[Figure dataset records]
====================

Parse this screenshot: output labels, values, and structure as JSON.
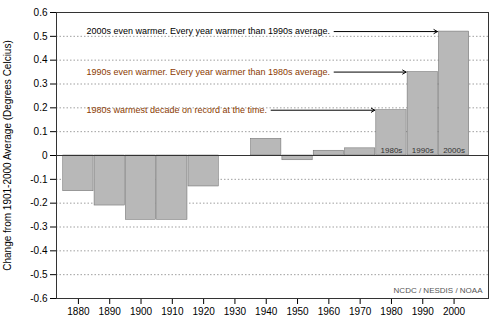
{
  "chart_data": {
    "type": "bar",
    "x": [
      1880,
      1890,
      1900,
      1910,
      1920,
      1930,
      1940,
      1950,
      1960,
      1970,
      1980,
      1990,
      2000
    ],
    "values": [
      -0.15,
      -0.21,
      -0.27,
      -0.27,
      -0.13,
      0.0,
      0.07,
      -0.02,
      0.02,
      0.03,
      0.19,
      0.35,
      0.52
    ],
    "color": "#b8b8b8",
    "xlim": [
      1873,
      2011
    ],
    "xticks": [
      1880,
      1890,
      1900,
      1910,
      1920,
      1930,
      1940,
      1950,
      1960,
      1970,
      1980,
      1990,
      2000
    ],
    "ylim": [
      -0.6,
      0.6
    ],
    "yticks": [
      -0.6,
      -0.5,
      -0.4,
      -0.3,
      -0.2,
      -0.1,
      0,
      0.1,
      0.2,
      0.3,
      0.4,
      0.5,
      0.6
    ],
    "ylabel": "Change from 1901-2000 Average (Degrees Celcius)",
    "grid": true,
    "annotations": [
      {
        "text": "2000s even warmer. Every year warmer than 1990s average.",
        "x": 2000,
        "color": "#000000",
        "arrow": true
      },
      {
        "text": "1990s even warmer. Every year warmer than 1980s average.",
        "x": 1990,
        "color": "#8B3A00",
        "arrow": true
      },
      {
        "text": "1980s warmest decade on record at the time.",
        "x": 1980,
        "color": "#8B3A00",
        "arrow": true
      },
      {
        "text": "1980s",
        "x": 1980,
        "color": "#333333"
      },
      {
        "text": "1990s",
        "x": 1990,
        "color": "#333333"
      },
      {
        "text": "2000s",
        "x": 2000,
        "color": "#333333"
      },
      {
        "text": "NCDC / NESDIS / NOAA",
        "color": "#555555"
      }
    ]
  }
}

====================

Choose all lines containing the string "values" and copy them out.

**WRITTEN SOLUTION:**
Parse this screenshot: output labels, values, and structure as JSON.
    "values": [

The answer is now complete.